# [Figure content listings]
▽

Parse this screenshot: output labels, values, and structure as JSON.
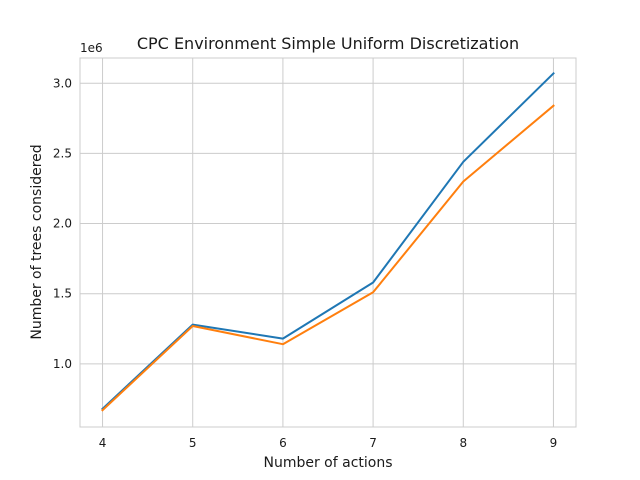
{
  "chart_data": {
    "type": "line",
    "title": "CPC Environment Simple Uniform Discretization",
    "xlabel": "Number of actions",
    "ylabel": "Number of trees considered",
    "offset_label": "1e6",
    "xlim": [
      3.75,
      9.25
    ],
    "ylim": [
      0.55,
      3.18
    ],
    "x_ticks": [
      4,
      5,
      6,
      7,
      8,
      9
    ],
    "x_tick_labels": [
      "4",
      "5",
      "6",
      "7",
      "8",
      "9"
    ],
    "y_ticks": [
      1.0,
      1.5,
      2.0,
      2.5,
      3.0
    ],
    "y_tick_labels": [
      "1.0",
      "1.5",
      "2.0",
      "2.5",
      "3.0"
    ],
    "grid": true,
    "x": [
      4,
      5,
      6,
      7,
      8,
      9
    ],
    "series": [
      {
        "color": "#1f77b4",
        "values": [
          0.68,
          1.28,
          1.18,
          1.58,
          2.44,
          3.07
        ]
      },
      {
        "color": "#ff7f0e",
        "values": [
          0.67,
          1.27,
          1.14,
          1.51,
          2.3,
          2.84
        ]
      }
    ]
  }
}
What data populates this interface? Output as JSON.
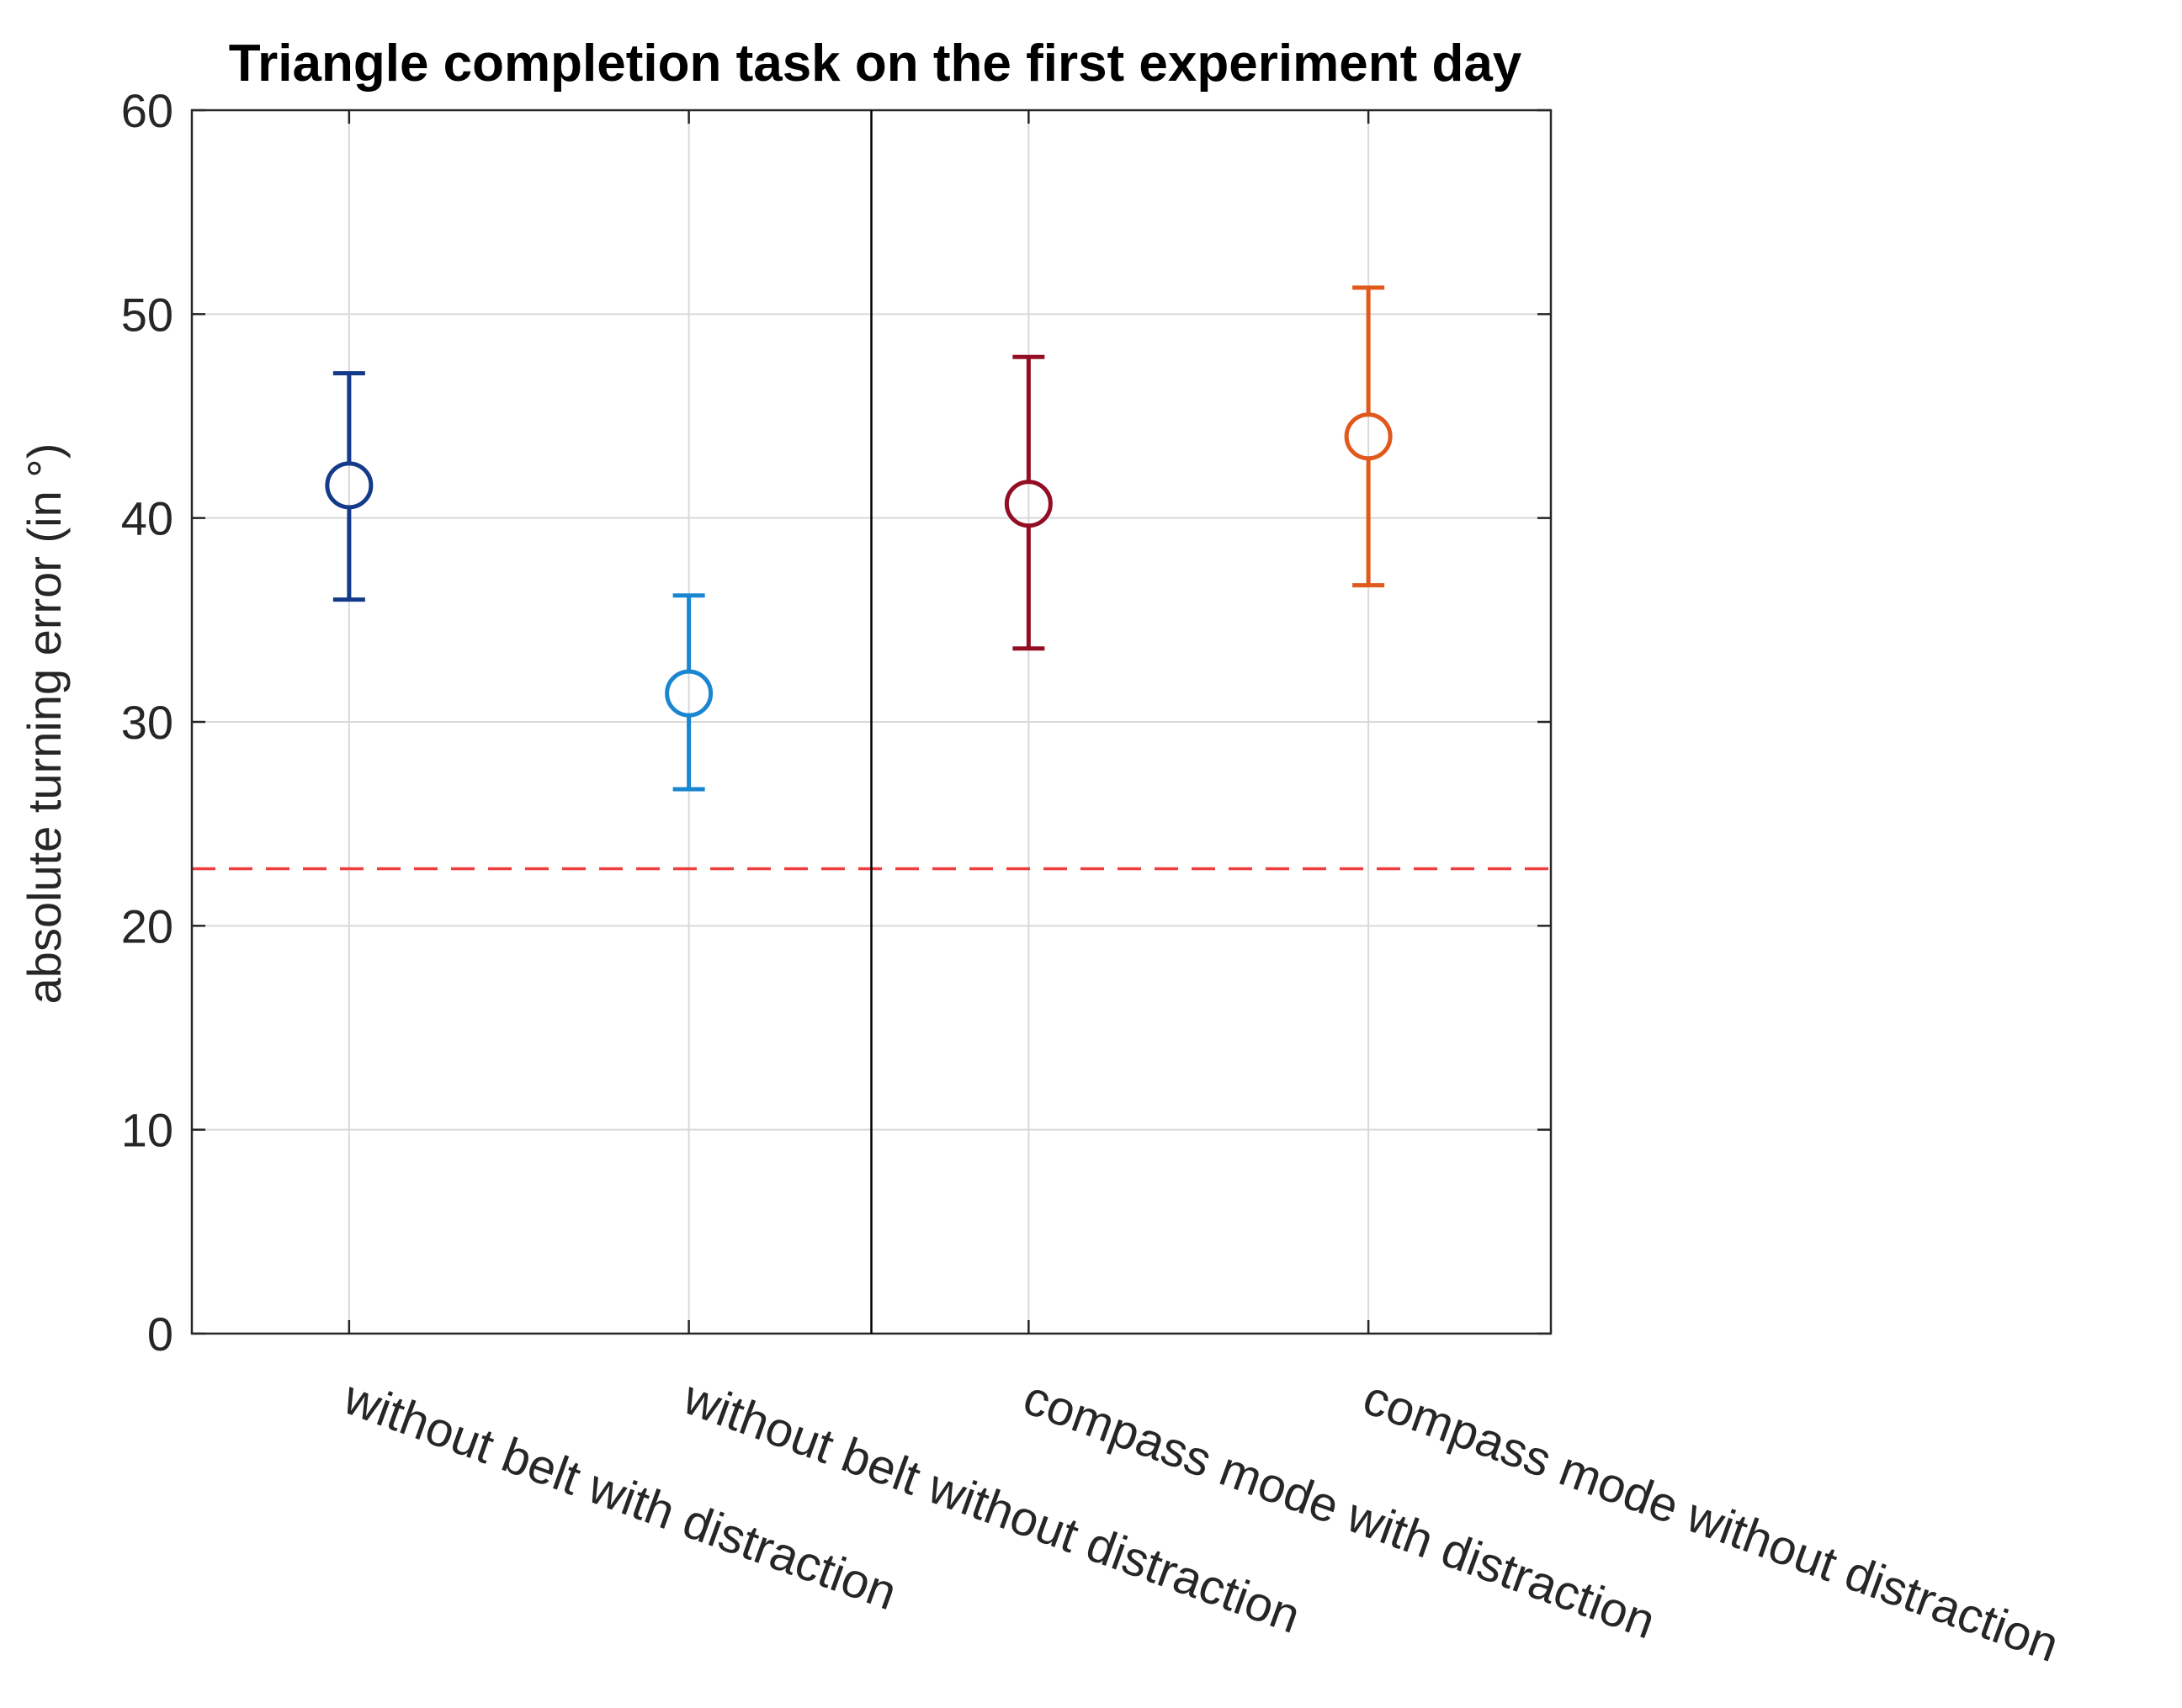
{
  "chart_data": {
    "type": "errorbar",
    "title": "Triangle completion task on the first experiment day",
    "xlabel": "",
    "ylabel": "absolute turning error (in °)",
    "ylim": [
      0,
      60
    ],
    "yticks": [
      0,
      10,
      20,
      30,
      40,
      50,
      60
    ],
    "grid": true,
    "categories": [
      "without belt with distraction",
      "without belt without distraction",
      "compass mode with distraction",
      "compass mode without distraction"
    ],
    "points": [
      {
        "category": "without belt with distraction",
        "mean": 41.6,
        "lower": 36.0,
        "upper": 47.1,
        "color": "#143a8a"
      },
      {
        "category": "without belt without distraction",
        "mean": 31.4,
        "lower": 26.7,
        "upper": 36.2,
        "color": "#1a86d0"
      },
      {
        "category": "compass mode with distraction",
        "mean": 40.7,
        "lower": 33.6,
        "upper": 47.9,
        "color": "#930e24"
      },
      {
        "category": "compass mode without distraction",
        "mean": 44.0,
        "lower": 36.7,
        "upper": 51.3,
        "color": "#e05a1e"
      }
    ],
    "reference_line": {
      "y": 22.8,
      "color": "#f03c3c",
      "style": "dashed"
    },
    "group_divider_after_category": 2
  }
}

△

# [REQUIREMENTS]
Look above for every line with the word "color" and copy it.

# [EXERCISE RESPONSE]
        "color": "#1f77b4",
        "color": "#ff7f0e",
        "color": "#143a8a"
        "color": "#1a86d0"
        "color": "#930e24"
        "color": "#e05a1e"
      "color": "#f03c3c",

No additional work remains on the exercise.